--- start Information given ---

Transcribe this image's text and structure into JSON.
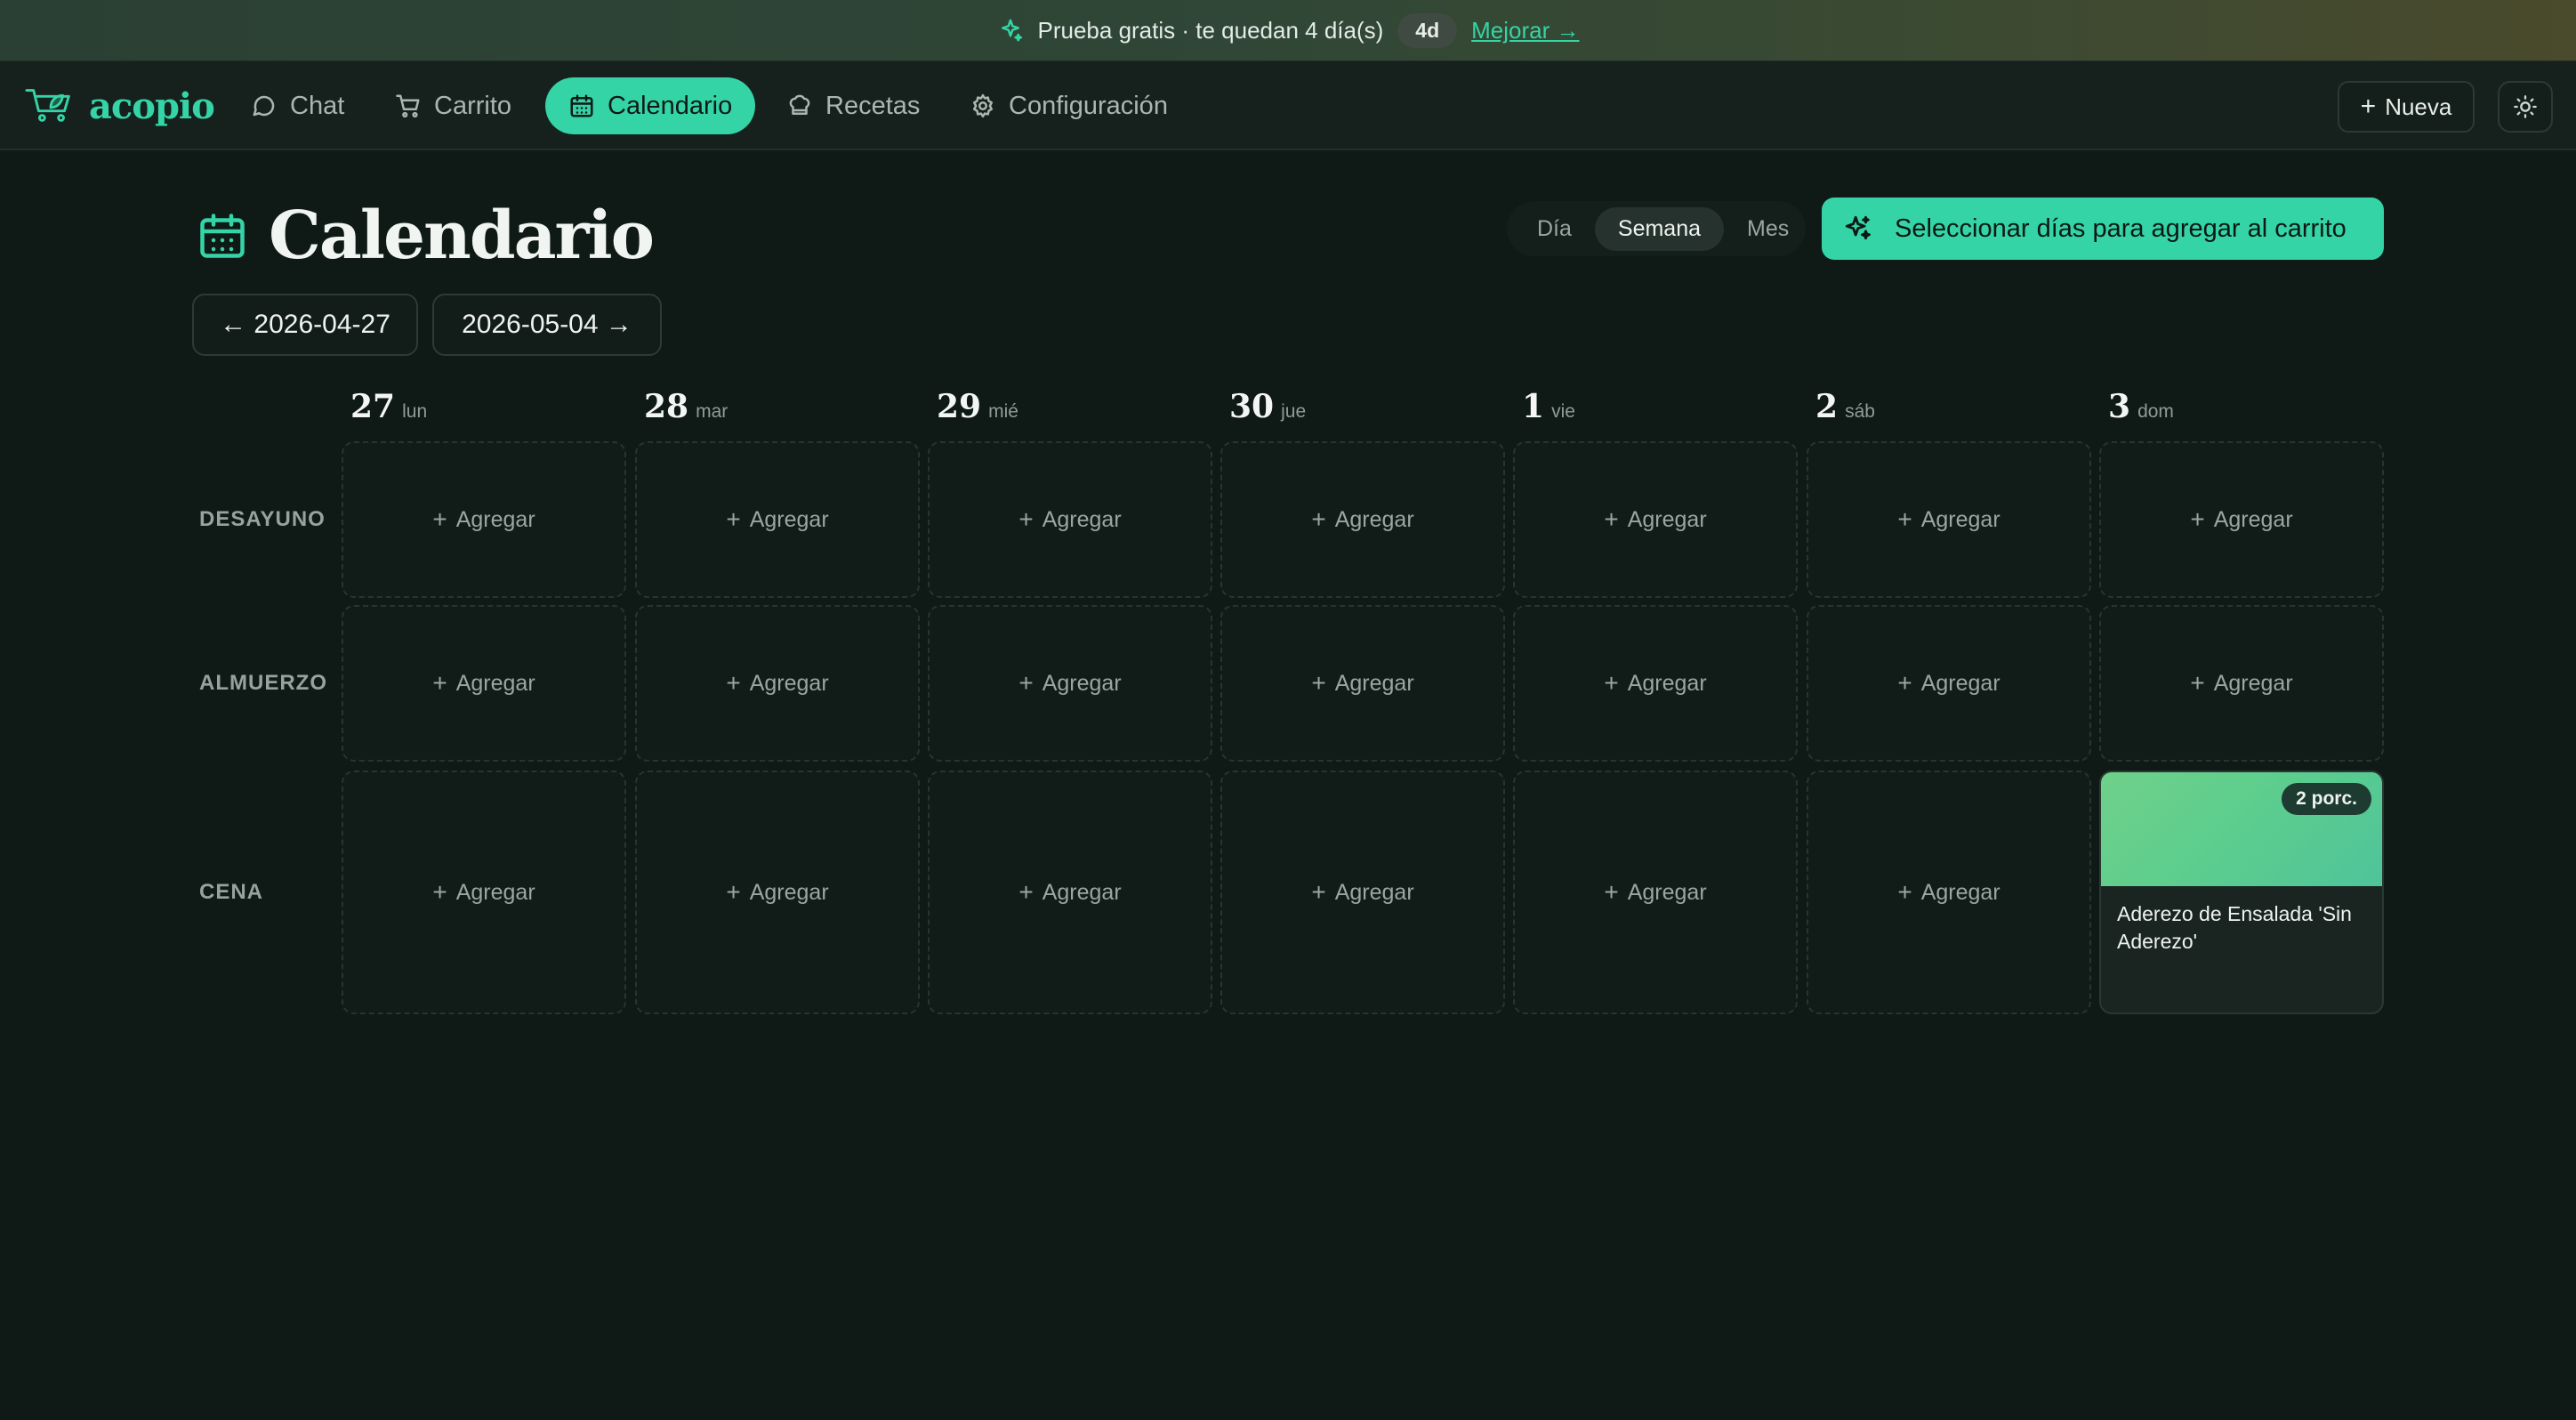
{
  "banner": {
    "text": "Prueba gratis · te quedan 4 día(s)",
    "badge": "4d",
    "upgrade": "Mejorar →"
  },
  "nav": {
    "logo": "acopio",
    "items": [
      {
        "label": "Chat",
        "icon": "chat-bubble-icon"
      },
      {
        "label": "Carrito",
        "icon": "cart-icon"
      },
      {
        "label": "Calendario",
        "icon": "calendar-icon",
        "active": true
      },
      {
        "label": "Recetas",
        "icon": "chef-hat-icon"
      },
      {
        "label": "Configuración",
        "icon": "gear-icon"
      }
    ],
    "new_button": "Nueva",
    "theme_icon": "sun-icon"
  },
  "header": {
    "title": "Calendario",
    "views": [
      "Día",
      "Semana",
      "Mes"
    ],
    "active_view": "Semana",
    "select_button": "Seleccionar días para agregar al carrito",
    "prev_week": "← 2026-04-27",
    "next_week": "2026-05-04 →"
  },
  "calendar": {
    "days": [
      {
        "num": "27",
        "name": "lun"
      },
      {
        "num": "28",
        "name": "mar"
      },
      {
        "num": "29",
        "name": "mié"
      },
      {
        "num": "30",
        "name": "jue"
      },
      {
        "num": "1",
        "name": "vie"
      },
      {
        "num": "2",
        "name": "sáb"
      },
      {
        "num": "3",
        "name": "dom"
      }
    ],
    "meals": [
      "DESAYUNO",
      "ALMUERZO",
      "CENA"
    ],
    "add_label": "Agregar",
    "planned": {
      "meal": "CENA",
      "day": "3",
      "title": "Aderezo de Ensalada 'Sin Aderezo'",
      "portions": "2 porc."
    }
  },
  "colors": {
    "accent": "#35d4a6",
    "background": "#0f1916"
  }
}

--- end Information given ---

[What to do]: Reproduce the whole listing above word for word, but not its pictures.

[Solution below]:
Transcribe this image's text and structure into JSON.
{
  "banner": {
    "text": "Prueba gratis · te quedan 4 día(s)",
    "badge": "4d",
    "upgrade": "Mejorar →"
  },
  "nav": {
    "logo": "acopio",
    "items": [
      {
        "label": "Chat",
        "icon": "chat-bubble-icon"
      },
      {
        "label": "Carrito",
        "icon": "cart-icon"
      },
      {
        "label": "Calendario",
        "icon": "calendar-icon",
        "active": true
      },
      {
        "label": "Recetas",
        "icon": "chef-hat-icon"
      },
      {
        "label": "Configuración",
        "icon": "gear-icon"
      }
    ],
    "new_button": "Nueva",
    "theme_icon": "sun-icon"
  },
  "header": {
    "title": "Calendario",
    "views": [
      "Día",
      "Semana",
      "Mes"
    ],
    "active_view": "Semana",
    "select_button": "Seleccionar días para agregar al carrito",
    "prev_week": "← 2026-04-27",
    "next_week": "2026-05-04 →"
  },
  "calendar": {
    "days": [
      {
        "num": "27",
        "name": "lun"
      },
      {
        "num": "28",
        "name": "mar"
      },
      {
        "num": "29",
        "name": "mié"
      },
      {
        "num": "30",
        "name": "jue"
      },
      {
        "num": "1",
        "name": "vie"
      },
      {
        "num": "2",
        "name": "sáb"
      },
      {
        "num": "3",
        "name": "dom"
      }
    ],
    "meals": [
      "DESAYUNO",
      "ALMUERZO",
      "CENA"
    ],
    "add_label": "Agregar",
    "planned": {
      "meal": "CENA",
      "day": "3",
      "title": "Aderezo de Ensalada 'Sin Aderezo'",
      "portions": "2 porc."
    }
  },
  "colors": {
    "accent": "#35d4a6",
    "background": "#0f1916"
  }
}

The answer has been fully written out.